Data shown>
# # # # # # #
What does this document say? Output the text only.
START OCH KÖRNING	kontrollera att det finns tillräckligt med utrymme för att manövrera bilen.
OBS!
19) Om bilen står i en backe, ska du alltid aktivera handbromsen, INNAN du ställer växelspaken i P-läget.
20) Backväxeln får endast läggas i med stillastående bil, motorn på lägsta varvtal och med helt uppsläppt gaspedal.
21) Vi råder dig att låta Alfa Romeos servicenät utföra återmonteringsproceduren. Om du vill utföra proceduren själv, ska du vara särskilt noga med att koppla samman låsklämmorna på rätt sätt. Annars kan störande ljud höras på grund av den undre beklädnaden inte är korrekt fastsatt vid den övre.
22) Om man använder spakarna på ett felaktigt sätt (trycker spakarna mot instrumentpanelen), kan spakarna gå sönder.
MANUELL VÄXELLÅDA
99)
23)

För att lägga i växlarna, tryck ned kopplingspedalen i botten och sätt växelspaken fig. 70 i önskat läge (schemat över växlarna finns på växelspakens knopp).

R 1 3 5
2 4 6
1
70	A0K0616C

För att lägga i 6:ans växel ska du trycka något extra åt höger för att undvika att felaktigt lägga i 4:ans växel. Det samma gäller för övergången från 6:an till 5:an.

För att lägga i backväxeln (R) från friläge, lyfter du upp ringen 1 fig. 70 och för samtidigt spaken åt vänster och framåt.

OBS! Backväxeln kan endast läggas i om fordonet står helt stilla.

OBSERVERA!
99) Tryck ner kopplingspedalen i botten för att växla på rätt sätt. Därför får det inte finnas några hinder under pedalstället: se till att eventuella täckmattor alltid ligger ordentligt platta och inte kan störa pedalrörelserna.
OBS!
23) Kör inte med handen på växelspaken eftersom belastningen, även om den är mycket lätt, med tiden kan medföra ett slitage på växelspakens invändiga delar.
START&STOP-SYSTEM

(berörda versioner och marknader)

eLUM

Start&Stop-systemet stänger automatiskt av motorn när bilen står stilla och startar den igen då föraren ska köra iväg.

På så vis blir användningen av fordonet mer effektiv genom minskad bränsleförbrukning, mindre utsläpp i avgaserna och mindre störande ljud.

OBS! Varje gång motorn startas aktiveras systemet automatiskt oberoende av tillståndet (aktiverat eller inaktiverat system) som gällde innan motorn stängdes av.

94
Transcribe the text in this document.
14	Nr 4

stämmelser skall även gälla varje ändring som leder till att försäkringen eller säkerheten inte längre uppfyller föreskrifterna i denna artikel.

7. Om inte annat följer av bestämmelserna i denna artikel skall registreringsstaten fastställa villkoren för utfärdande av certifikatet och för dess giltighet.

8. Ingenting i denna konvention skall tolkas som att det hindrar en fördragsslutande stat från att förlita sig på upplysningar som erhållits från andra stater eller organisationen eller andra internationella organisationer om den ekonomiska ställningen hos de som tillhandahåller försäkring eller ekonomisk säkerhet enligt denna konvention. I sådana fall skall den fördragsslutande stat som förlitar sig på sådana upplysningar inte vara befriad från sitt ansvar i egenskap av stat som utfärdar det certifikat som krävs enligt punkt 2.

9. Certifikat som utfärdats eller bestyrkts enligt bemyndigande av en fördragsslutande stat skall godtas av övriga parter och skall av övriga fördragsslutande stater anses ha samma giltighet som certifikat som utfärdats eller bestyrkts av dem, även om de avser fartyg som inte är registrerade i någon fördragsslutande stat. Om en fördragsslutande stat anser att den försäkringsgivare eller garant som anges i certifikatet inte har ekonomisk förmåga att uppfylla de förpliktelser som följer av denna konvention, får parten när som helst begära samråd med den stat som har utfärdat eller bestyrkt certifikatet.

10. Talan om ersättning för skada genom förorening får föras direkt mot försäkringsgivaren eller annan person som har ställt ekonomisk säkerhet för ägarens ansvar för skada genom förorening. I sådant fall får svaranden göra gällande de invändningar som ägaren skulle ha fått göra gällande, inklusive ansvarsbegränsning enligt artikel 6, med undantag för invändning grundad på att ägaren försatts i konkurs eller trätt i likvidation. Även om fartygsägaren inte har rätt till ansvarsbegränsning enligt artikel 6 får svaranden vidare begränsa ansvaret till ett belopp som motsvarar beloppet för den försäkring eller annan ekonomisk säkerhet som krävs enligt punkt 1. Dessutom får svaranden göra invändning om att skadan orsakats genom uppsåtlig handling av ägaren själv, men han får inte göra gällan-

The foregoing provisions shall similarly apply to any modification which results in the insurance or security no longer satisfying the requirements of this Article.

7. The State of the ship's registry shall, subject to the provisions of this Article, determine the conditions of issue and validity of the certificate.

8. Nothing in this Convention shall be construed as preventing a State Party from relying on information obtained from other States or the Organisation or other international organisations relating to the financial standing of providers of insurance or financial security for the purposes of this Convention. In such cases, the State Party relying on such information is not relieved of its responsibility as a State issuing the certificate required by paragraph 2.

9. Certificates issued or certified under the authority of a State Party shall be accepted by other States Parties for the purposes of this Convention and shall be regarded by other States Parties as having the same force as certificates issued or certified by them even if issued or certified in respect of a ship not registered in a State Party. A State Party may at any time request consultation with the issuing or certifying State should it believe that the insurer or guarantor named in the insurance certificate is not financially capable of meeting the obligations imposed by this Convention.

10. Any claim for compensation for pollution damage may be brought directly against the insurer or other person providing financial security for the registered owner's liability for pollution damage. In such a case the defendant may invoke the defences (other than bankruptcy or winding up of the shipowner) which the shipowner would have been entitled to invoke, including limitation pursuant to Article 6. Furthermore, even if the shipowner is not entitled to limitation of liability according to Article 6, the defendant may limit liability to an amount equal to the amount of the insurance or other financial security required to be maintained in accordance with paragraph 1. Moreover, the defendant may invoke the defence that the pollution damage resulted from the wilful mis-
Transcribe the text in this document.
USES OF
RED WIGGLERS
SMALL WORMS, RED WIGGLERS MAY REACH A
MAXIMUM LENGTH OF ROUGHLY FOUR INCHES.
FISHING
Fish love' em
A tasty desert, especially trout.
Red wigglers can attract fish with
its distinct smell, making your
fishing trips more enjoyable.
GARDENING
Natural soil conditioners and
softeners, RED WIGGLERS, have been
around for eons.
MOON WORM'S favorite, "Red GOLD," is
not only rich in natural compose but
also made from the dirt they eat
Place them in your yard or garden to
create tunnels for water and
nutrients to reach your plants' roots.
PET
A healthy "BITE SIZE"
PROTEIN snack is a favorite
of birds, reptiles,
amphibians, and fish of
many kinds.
# # # # # # #
Restate the data above in full, word for word.

What does this document say? Output the text only.
START OCH KÖRNING	kontrollera att det finns tillräckligt med utrymme för att manövrera bilen.
OBS!
19) Om bilen står i en backe, ska du alltid aktivera handbromsen, INNAN du ställer växelspaken i P-läget.
20) Backväxeln får endast läggas i med stillastående bil, motorn på lägsta varvtal och med helt uppsläppt gaspedal.
21) Vi råder dig att låta Alfa Romeos servicenät utföra återmonteringsproceduren. Om du vill utföra proceduren själv, ska du vara särskilt noga med att koppla samman låsklämmorna på rätt sätt. Annars kan störande ljud höras på grund av den undre beklädnaden inte är korrekt fastsatt vid den övre.
22) Om man använder spakarna på ett felaktigt sätt (trycker spakarna mot instrumentpanelen), kan spakarna gå sönder.
MANUELL VÄXELLÅDA
99)
23)

För att lägga i växlarna, tryck ned kopplingspedalen i botten och sätt växelspaken fig. 70 i önskat läge (schemat över växlarna finns på växelspakens knopp).

R 1 3 5
2 4 6
1
70	A0K0616C

För att lägga i 6:ans växel ska du trycka något extra åt höger för att undvika att felaktigt lägga i 4:ans växel. Det samma gäller för övergången från 6:an till 5:an.

För att lägga i backväxeln (R) från friläge, lyfter du upp ringen 1 fig. 70 och för samtidigt spaken åt vänster och framåt.

OBS! Backväxeln kan endast läggas i om fordonet står helt stilla.

OBSERVERA!
99) Tryck ner kopplingspedalen i botten för att växla på rätt sätt. Därför får det inte finnas några hinder under pedalstället: se till att eventuella täckmattor alltid ligger ordentligt platta och inte kan störa pedalrörelserna.
OBS!
23) Kör inte med handen på växelspaken eftersom belastningen, även om den är mycket lätt, med tiden kan medföra ett slitage på växelspakens invändiga delar.
START&STOP-SYSTEM

(berörda versioner och marknader)

eLUM

Start&Stop-systemet stänger automatiskt av motorn när bilen står stilla och startar den igen då föraren ska köra iväg.

På så vis blir användningen av fordonet mer effektiv genom minskad bränsleförbrukning, mindre utsläpp i avgaserna och mindre störande ljud.

OBS! Varje gång motorn startas aktiveras systemet automatiskt oberoende av tillståndet (aktiverat eller inaktiverat system) som gällde innan motorn stängdes av.

94
Transcribe the text in this document.
14	Nr 4

stämmelser skall även gälla varje ändring som leder till att försäkringen eller säkerheten inte längre uppfyller föreskrifterna i denna artikel.

7. Om inte annat följer av bestämmelserna i denna artikel skall registreringsstaten fastställa villkoren för utfärdande av certifikatet och för dess giltighet.

8. Ingenting i denna konvention skall tolkas som att det hindrar en fördragsslutande stat från att förlita sig på upplysningar som erhållits från andra stater eller organisationen eller andra internationella organisationer om den ekonomiska ställningen hos de som tillhandahåller försäkring eller ekonomisk säkerhet enligt denna konvention. I sådana fall skall den fördragsslutande stat som förlitar sig på sådana upplysningar inte vara befriad från sitt ansvar i egenskap av stat som utfärdar det certifikat som krävs enligt punkt 2.

9. Certifikat som utfärdats eller bestyrkts enligt bemyndigande av en fördragsslutande stat skall godtas av övriga parter och skall av övriga fördragsslutande stater anses ha samma giltighet som certifikat som utfärdats eller bestyrkts av dem, även om de avser fartyg som inte är registrerade i någon fördragsslutande stat. Om en fördragsslutande stat anser att den försäkringsgivare eller garant som anges i certifikatet inte har ekonomisk förmåga att uppfylla de förpliktelser som följer av denna konvention, får parten när som helst begära samråd med den stat som har utfärdat eller bestyrkt certifikatet.

10. Talan om ersättning för skada genom förorening får föras direkt mot försäkringsgivaren eller annan person som har ställt ekonomisk säkerhet för ägarens ansvar för skada genom förorening. I sådant fall får svaranden göra gällande de invändningar som ägaren skulle ha fått göra gällande, inklusive ansvarsbegränsning enligt artikel 6, med undantag för invändning grundad på att ägaren försatts i konkurs eller trätt i likvidation. Även om fartygsägaren inte har rätt till ansvarsbegränsning enligt artikel 6 får svaranden vidare begränsa ansvaret till ett belopp som motsvarar beloppet för den försäkring eller annan ekonomisk säkerhet som krävs enligt punkt 1. Dessutom får svaranden göra invändning om att skadan orsakats genom uppsåtlig handling av ägaren själv, men han får inte göra gällan-

The foregoing provisions shall similarly apply to any modification which results in the insurance or security no longer satisfying the requirements of this Article.

7. The State of the ship's registry shall, subject to the provisions of this Article, determine the conditions of issue and validity of the certificate.

8. Nothing in this Convention shall be construed as preventing a State Party from relying on information obtained from other States or the Organisation or other international organisations relating to the financial standing of providers of insurance or financial security for the purposes of this Convention. In such cases, the State Party relying on such information is not relieved of its responsibility as a State issuing the certificate required by paragraph 2.

9. Certificates issued or certified under the authority of a State Party shall be accepted by other States Parties for the purposes of this Convention and shall be regarded by other States Parties as having the same force as certificates issued or certified by them even if issued or certified in respect of a ship not registered in a State Party. A State Party may at any time request consultation with the issuing or certifying State should it believe that the insurer or guarantor named in the insurance certificate is not financially capable of meeting the obligations imposed by this Convention.

10. Any claim for compensation for pollution damage may be brought directly against the insurer or other person providing financial security for the registered owner's liability for pollution damage. In such a case the defendant may invoke the defences (other than bankruptcy or winding up of the shipowner) which the shipowner would have been entitled to invoke, including limitation pursuant to Article 6. Furthermore, even if the shipowner is not entitled to limitation of liability according to Article 6, the defendant may limit liability to an amount equal to the amount of the insurance or other financial security required to be maintained in accordance with paragraph 1. Moreover, the defendant may invoke the defence that the pollution damage resulted from the wilful mis-
Transcribe the text in this document.
USES OF
RED WIGGLERS
SMALL WORMS, RED WIGGLERS MAY REACH A
MAXIMUM LENGTH OF ROUGHLY FOUR INCHES.
FISHING
Fish love' em
A tasty desert, especially trout.
Red wigglers can attract fish with
its distinct smell, making your
fishing trips more enjoyable.
GARDENING
Natural soil conditioners and
softeners, RED WIGGLERS, have been
around for eons.
MOON WORM'S favorite, "Red GOLD," is
not only rich in natural compose but
also made from the dirt they eat
Place them in your yard or garden to
create tunnels for water and
nutrients to reach your plants' roots.
PET
A healthy "BITE SIZE"
PROTEIN snack is a favorite
of birds, reptiles,
amphibians, and fish of
many kinds.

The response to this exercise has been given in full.